> **TASK TO CARRY OUT**:
Copy out all the records exactly.

---------- DATA SUPPLIED ----------

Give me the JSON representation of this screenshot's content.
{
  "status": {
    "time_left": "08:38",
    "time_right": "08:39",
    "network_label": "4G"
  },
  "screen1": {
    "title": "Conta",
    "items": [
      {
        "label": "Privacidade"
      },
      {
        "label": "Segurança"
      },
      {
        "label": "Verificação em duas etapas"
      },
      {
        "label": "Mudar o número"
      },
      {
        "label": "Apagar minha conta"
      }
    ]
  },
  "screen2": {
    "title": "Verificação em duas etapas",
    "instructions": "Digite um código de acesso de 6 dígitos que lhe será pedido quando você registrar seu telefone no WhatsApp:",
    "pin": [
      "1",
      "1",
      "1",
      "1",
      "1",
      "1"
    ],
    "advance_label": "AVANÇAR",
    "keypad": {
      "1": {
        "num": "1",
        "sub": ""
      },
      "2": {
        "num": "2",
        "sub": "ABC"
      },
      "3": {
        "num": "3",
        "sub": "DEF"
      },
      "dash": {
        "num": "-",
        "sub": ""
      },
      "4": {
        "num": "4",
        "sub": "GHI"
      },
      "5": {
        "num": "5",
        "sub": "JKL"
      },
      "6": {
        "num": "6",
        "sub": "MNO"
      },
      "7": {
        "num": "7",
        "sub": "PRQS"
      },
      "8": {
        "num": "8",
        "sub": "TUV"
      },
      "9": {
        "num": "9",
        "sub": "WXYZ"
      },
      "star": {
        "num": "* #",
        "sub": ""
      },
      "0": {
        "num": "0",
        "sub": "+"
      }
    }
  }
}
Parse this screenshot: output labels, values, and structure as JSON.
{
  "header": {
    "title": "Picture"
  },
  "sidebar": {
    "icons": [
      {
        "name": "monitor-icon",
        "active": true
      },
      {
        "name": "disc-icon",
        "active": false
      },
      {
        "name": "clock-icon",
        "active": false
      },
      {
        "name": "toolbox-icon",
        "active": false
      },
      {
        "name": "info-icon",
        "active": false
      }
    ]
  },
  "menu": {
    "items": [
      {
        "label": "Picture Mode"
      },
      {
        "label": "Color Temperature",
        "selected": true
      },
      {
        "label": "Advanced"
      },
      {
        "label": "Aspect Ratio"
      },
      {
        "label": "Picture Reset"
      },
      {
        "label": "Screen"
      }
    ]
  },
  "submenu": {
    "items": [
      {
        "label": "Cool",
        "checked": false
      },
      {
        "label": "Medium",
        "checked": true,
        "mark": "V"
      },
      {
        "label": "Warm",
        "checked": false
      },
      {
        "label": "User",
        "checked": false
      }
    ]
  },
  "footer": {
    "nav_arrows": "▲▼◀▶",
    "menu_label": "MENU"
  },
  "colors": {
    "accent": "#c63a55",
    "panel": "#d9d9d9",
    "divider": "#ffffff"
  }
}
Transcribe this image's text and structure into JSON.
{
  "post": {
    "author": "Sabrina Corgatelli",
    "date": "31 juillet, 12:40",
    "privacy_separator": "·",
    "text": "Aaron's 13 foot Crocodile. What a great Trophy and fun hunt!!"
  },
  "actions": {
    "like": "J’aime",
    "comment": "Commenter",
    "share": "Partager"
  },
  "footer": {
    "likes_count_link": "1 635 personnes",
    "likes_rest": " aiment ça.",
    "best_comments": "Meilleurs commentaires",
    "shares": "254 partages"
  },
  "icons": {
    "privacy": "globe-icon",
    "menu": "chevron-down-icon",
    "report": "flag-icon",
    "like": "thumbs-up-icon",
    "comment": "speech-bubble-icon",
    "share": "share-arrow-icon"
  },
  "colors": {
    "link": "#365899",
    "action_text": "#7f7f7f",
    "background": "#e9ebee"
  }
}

----------

> **RIGHT ANSWER**:
Give me the JSON representation of this screenshot's content.
{
  "status": {
    "time_left": "08:38",
    "time_right": "08:39",
    "network_label": "4G"
  },
  "screen1": {
    "title": "Conta",
    "items": [
      {
        "label": "Privacidade"
      },
      {
        "label": "Segurança"
      },
      {
        "label": "Verificação em duas etapas"
      },
      {
        "label": "Mudar o número"
      },
      {
        "label": "Apagar minha conta"
      }
    ]
  },
  "screen2": {
    "title": "Verificação em duas etapas",
    "instructions": "Digite um código de acesso de 6 dígitos que lhe será pedido quando você registrar seu telefone no WhatsApp:",
    "pin": [
      "1",
      "1",
      "1",
      "1",
      "1",
      "1"
    ],
    "advance_label": "AVANÇAR",
    "keypad": {
      "1": {
        "num": "1",
        "sub": ""
      },
      "2": {
        "num": "2",
        "sub": "ABC"
      },
      "3": {
        "num": "3",
        "sub": "DEF"
      },
      "dash": {
        "num": "-",
        "sub": ""
      },
      "4": {
        "num": "4",
        "sub": "GHI"
      },
      "5": {
        "num": "5",
        "sub": "JKL"
      },
      "6": {
        "num": "6",
        "sub": "MNO"
      },
      "7": {
        "num": "7",
        "sub": "PRQS"
      },
      "8": {
        "num": "8",
        "sub": "TUV"
      },
      "9": {
        "num": "9",
        "sub": "WXYZ"
      },
      "star": {
        "num": "* #",
        "sub": ""
      },
      "0": {
        "num": "0",
        "sub": "+"
      }
    }
  }
}
Parse this screenshot: output labels, values, and structure as JSON.
{
  "header": {
    "title": "Picture"
  },
  "sidebar": {
    "icons": [
      {
        "name": "monitor-icon",
        "active": true
      },
      {
        "name": "disc-icon",
        "active": false
      },
      {
        "name": "clock-icon",
        "active": false
      },
      {
        "name": "toolbox-icon",
        "active": false
      },
      {
        "name": "info-icon",
        "active": false
      }
    ]
  },
  "menu": {
    "items": [
      {
        "label": "Picture Mode"
      },
      {
        "label": "Color Temperature",
        "selected": true
      },
      {
        "label": "Advanced"
      },
      {
        "label": "Aspect Ratio"
      },
      {
        "label": "Picture Reset"
      },
      {
        "label": "Screen"
      }
    ]
  },
  "submenu": {
    "items": [
      {
        "label": "Cool",
        "checked": false
      },
      {
        "label": "Medium",
        "checked": true,
        "mark": "V"
      },
      {
        "label": "Warm",
        "checked": false
      },
      {
        "label": "User",
        "checked": false
      }
    ]
  },
  "footer": {
    "nav_arrows": "▲▼◀▶",
    "menu_label": "MENU"
  },
  "colors": {
    "accent": "#c63a55",
    "panel": "#d9d9d9",
    "divider": "#ffffff"
  }
}
Transcribe this image's text and structure into JSON.
{
  "post": {
    "author": "Sabrina Corgatelli",
    "date": "31 juillet, 12:40",
    "privacy_separator": "·",
    "text": "Aaron's 13 foot Crocodile. What a great Trophy and fun hunt!!"
  },
  "actions": {
    "like": "J’aime",
    "comment": "Commenter",
    "share": "Partager"
  },
  "footer": {
    "likes_count_link": "1 635 personnes",
    "likes_rest": " aiment ça.",
    "best_comments": "Meilleurs commentaires",
    "shares": "254 partages"
  },
  "icons": {
    "privacy": "globe-icon",
    "menu": "chevron-down-icon",
    "report": "flag-icon",
    "like": "thumbs-up-icon",
    "comment": "speech-bubble-icon",
    "share": "share-arrow-icon"
  },
  "colors": {
    "link": "#365899",
    "action_text": "#7f7f7f",
    "background": "#e9ebee"
  }
}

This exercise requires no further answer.